Data records:
━━━
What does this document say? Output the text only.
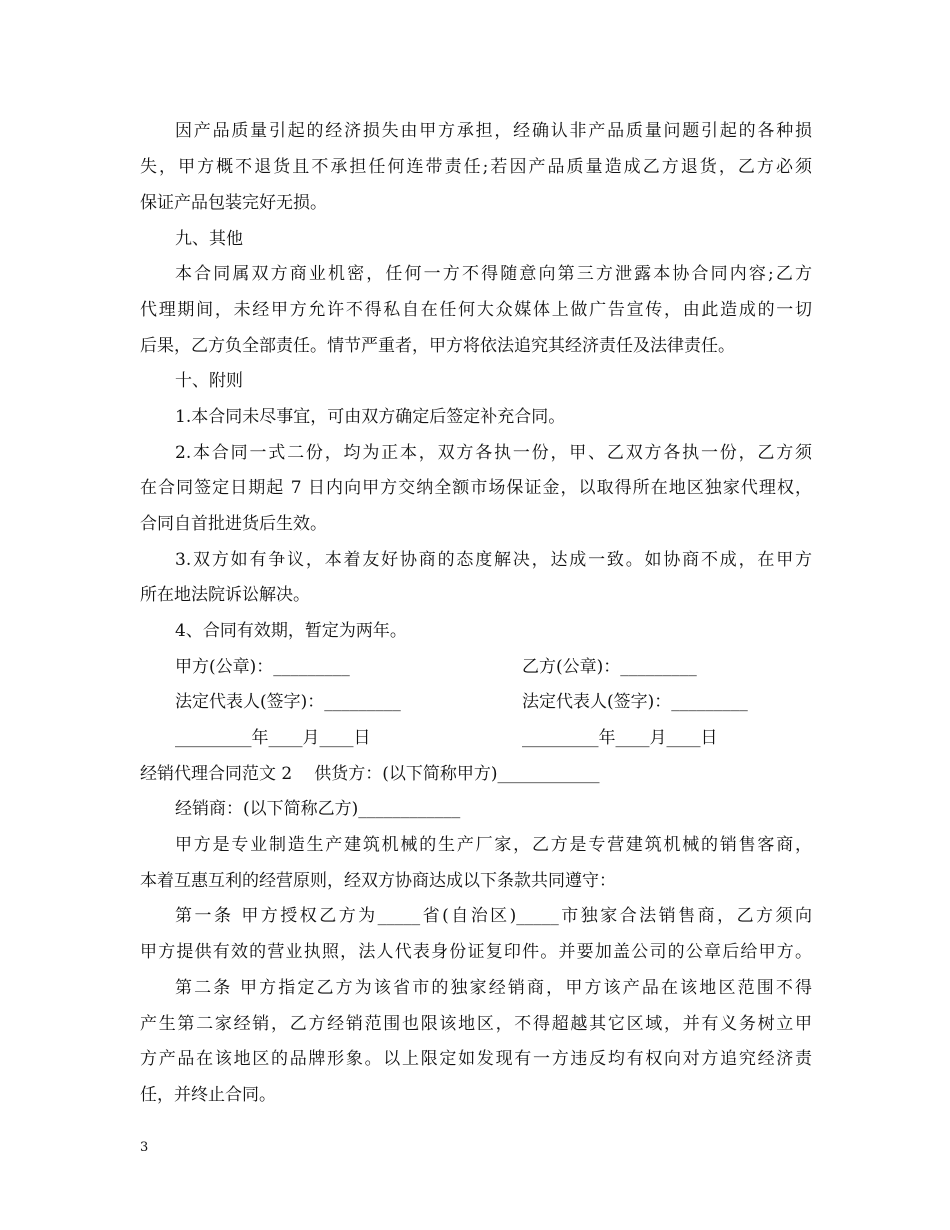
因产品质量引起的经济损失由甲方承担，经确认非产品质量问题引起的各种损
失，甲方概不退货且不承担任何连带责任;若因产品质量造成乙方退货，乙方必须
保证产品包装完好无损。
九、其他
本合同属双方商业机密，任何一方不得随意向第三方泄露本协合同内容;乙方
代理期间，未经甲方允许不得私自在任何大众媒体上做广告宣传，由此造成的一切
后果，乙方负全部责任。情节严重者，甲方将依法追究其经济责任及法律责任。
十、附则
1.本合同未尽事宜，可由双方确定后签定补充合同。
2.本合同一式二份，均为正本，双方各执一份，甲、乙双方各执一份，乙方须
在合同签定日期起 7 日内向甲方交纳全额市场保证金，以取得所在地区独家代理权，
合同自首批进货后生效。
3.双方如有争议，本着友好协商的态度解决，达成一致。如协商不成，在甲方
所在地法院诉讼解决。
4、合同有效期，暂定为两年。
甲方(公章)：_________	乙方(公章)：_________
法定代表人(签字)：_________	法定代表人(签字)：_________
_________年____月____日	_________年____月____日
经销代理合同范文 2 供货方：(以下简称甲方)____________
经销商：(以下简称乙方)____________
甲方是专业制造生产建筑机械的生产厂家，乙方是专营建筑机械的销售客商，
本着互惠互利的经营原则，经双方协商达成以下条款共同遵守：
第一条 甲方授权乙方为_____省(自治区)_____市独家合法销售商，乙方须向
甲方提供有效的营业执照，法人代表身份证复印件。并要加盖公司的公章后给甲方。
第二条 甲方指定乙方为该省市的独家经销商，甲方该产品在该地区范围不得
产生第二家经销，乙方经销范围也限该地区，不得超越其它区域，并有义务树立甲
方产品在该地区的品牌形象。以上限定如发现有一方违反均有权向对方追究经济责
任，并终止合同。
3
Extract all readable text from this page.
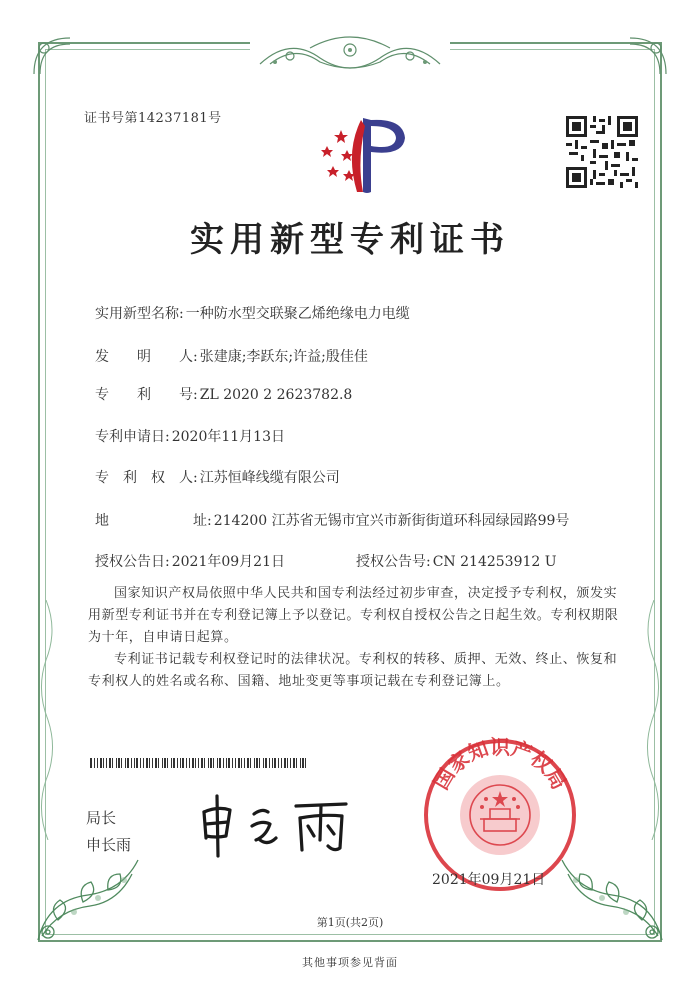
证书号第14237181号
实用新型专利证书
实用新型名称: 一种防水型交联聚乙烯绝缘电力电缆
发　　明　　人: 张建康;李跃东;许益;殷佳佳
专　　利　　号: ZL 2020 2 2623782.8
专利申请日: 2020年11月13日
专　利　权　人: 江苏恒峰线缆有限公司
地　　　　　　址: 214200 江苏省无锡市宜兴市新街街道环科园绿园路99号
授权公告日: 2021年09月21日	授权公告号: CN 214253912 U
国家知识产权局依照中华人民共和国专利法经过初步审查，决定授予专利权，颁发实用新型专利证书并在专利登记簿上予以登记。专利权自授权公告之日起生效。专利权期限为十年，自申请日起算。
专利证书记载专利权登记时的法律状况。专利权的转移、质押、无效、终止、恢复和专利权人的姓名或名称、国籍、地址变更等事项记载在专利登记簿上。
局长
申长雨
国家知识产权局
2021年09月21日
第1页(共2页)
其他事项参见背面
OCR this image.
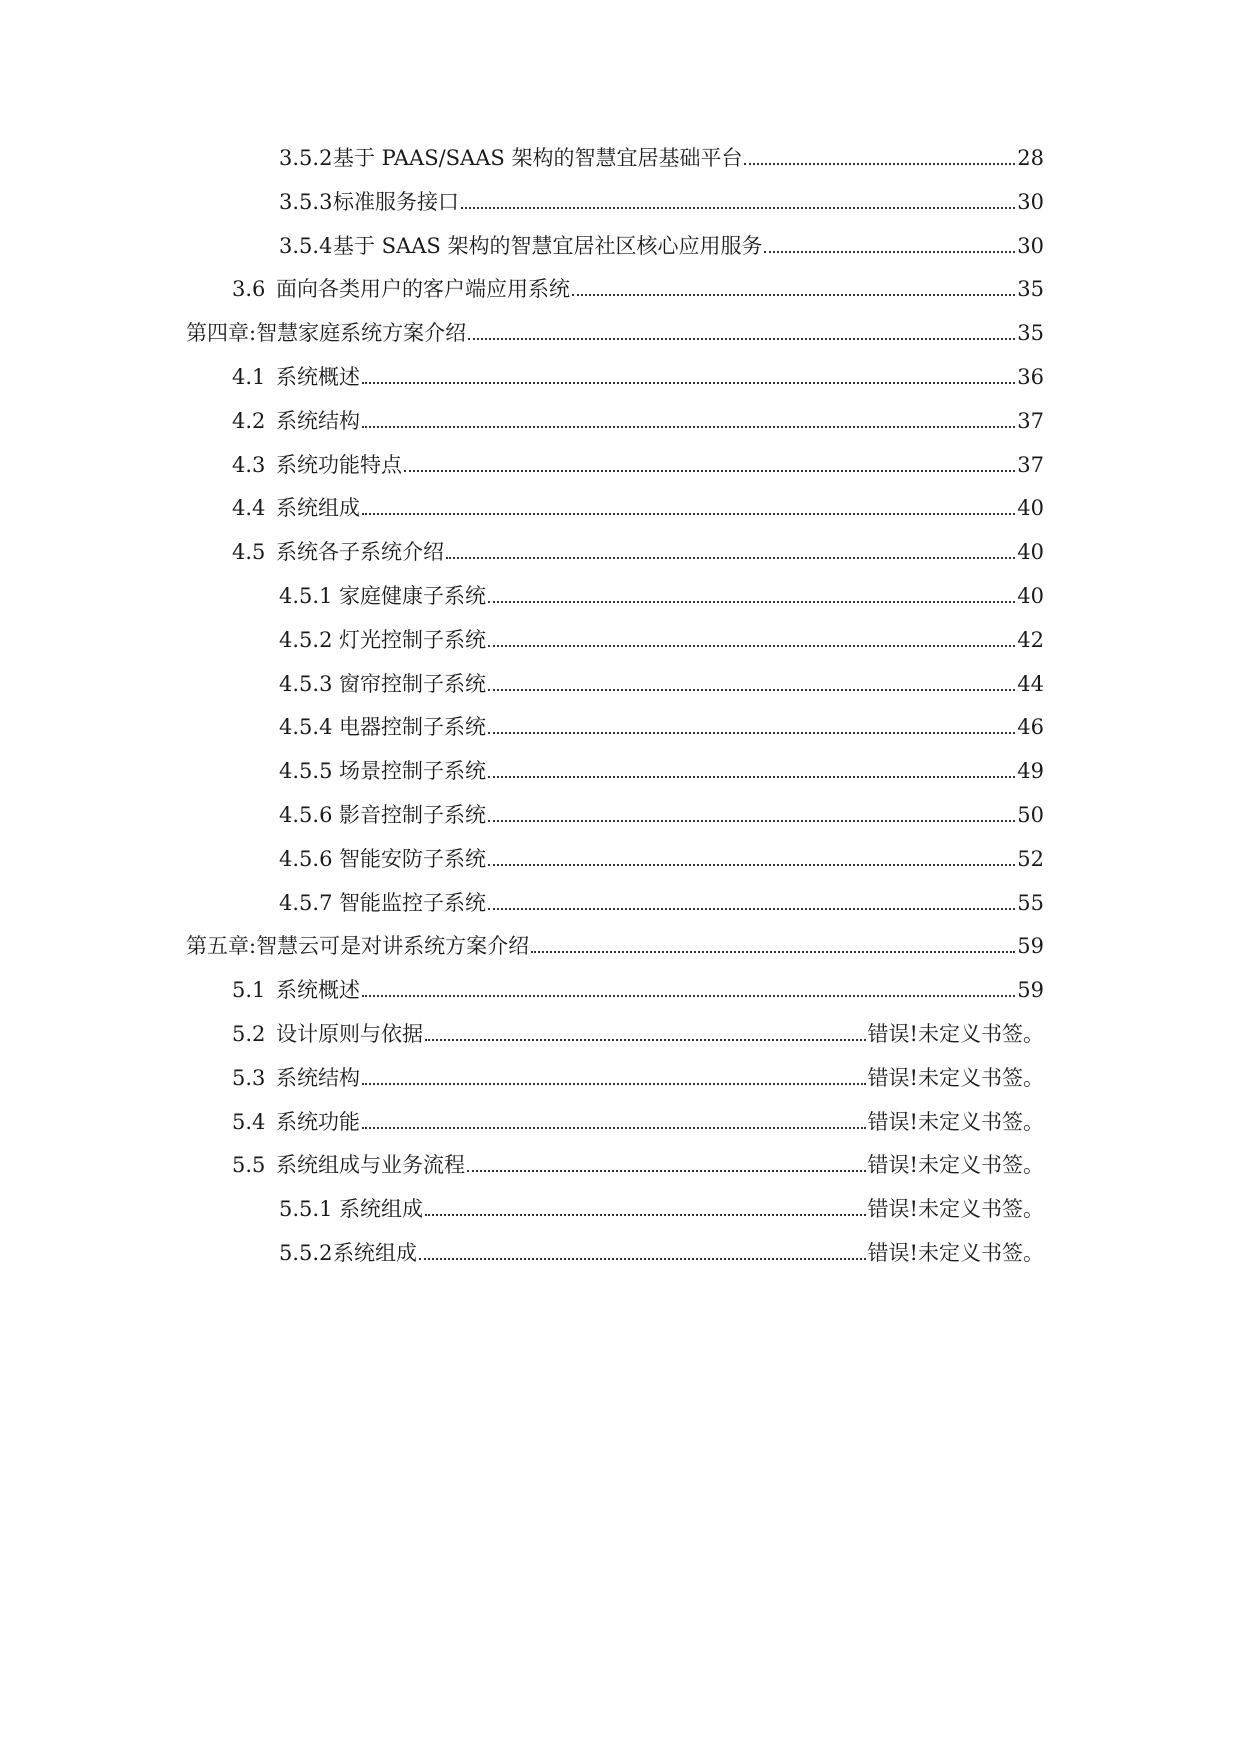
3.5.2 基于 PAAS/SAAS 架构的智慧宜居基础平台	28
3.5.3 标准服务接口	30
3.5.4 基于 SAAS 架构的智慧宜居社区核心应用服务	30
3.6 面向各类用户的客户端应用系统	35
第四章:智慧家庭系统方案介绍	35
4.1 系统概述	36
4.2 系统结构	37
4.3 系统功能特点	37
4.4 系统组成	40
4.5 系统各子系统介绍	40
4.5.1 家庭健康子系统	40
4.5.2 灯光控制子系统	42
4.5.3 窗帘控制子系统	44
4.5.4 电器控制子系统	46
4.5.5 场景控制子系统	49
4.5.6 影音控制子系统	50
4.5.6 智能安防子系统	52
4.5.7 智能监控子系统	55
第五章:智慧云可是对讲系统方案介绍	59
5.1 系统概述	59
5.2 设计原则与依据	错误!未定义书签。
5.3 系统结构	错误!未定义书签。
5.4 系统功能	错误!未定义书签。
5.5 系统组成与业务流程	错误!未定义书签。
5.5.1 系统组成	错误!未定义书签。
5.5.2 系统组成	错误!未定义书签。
━━━
Task instructions> Your task is to set down the records shown above exactly, minus any pictures.

Answer below>
What does this document say? Output the text only.
因产品质量引起的经济损失由甲方承担，经确认非产品质量问题引起的各种损
失，甲方概不退货且不承担任何连带责任;若因产品质量造成乙方退货，乙方必须
保证产品包装完好无损。
九、其他
本合同属双方商业机密，任何一方不得随意向第三方泄露本协合同内容;乙方
代理期间，未经甲方允许不得私自在任何大众媒体上做广告宣传，由此造成的一切
后果，乙方负全部责任。情节严重者，甲方将依法追究其经济责任及法律责任。
十、附则
1.本合同未尽事宜，可由双方确定后签定补充合同。
2.本合同一式二份，均为正本，双方各执一份，甲、乙双方各执一份，乙方须
在合同签定日期起 7 日内向甲方交纳全额市场保证金，以取得所在地区独家代理权，
合同自首批进货后生效。
3.双方如有争议，本着友好协商的态度解决，达成一致。如协商不成，在甲方
所在地法院诉讼解决。
4、合同有效期，暂定为两年。
甲方(公章)：_________	乙方(公章)：_________
法定代表人(签字)：_________	法定代表人(签字)：_________
_________年____月____日	_________年____月____日
经销代理合同范文 2 供货方：(以下简称甲方)____________
经销商：(以下简称乙方)____________
甲方是专业制造生产建筑机械的生产厂家，乙方是专营建筑机械的销售客商，
本着互惠互利的经营原则，经双方协商达成以下条款共同遵守：
第一条 甲方授权乙方为_____省(自治区)_____市独家合法销售商，乙方须向
甲方提供有效的营业执照，法人代表身份证复印件。并要加盖公司的公章后给甲方。
第二条 甲方指定乙方为该省市的独家经销商，甲方该产品在该地区范围不得
产生第二家经销，乙方经销范围也限该地区，不得超越其它区域，并有义务树立甲
方产品在该地区的品牌形象。以上限定如发现有一方违反均有权向对方追究经济责
任，并终止合同。
3
Extract all readable text from this page.
证书号第14237181号
实用新型专利证书
实用新型名称: 一种防水型交联聚乙烯绝缘电力电缆
发　　明　　人: 张建康;李跃东;许益;殷佳佳
专　　利　　号: ZL 2020 2 2623782.8
专利申请日: 2020年11月13日
专　利　权　人: 江苏恒峰线缆有限公司
地　　　　　　址: 214200 江苏省无锡市宜兴市新街街道环科园绿园路99号
授权公告日: 2021年09月21日	授权公告号: CN 214253912 U
国家知识产权局依照中华人民共和国专利法经过初步审查，决定授予专利权，颁发实用新型专利证书并在专利登记簿上予以登记。专利权自授权公告之日起生效。专利权期限为十年，自申请日起算。
专利证书记载专利权登记时的法律状况。专利权的转移、质押、无效、终止、恢复和专利权人的姓名或名称、国籍、地址变更等事项记载在专利登记簿上。
局长
申长雨
国家知识产权局
2021年09月21日
第1页(共2页)
其他事项参见背面
OCR this image.
3.5.2 基于 PAAS/SAAS 架构的智慧宜居基础平台	28
3.5.3 标准服务接口	30
3.5.4 基于 SAAS 架构的智慧宜居社区核心应用服务	30
3.6 面向各类用户的客户端应用系统	35
第四章:智慧家庭系统方案介绍	35
4.1 系统概述	36
4.2 系统结构	37
4.3 系统功能特点	37
4.4 系统组成	40
4.5 系统各子系统介绍	40
4.5.1 家庭健康子系统	40
4.5.2 灯光控制子系统	42
4.5.3 窗帘控制子系统	44
4.5.4 电器控制子系统	46
4.5.5 场景控制子系统	49
4.5.6 影音控制子系统	50
4.5.6 智能安防子系统	52
4.5.7 智能监控子系统	55
第五章:智慧云可是对讲系统方案介绍	59
5.1 系统概述	59
5.2 设计原则与依据	错误!未定义书签。
5.3 系统结构	错误!未定义书签。
5.4 系统功能	错误!未定义书签。
5.5 系统组成与业务流程	错误!未定义书签。
5.5.1 系统组成	错误!未定义书签。
5.5.2 系统组成	错误!未定义书签。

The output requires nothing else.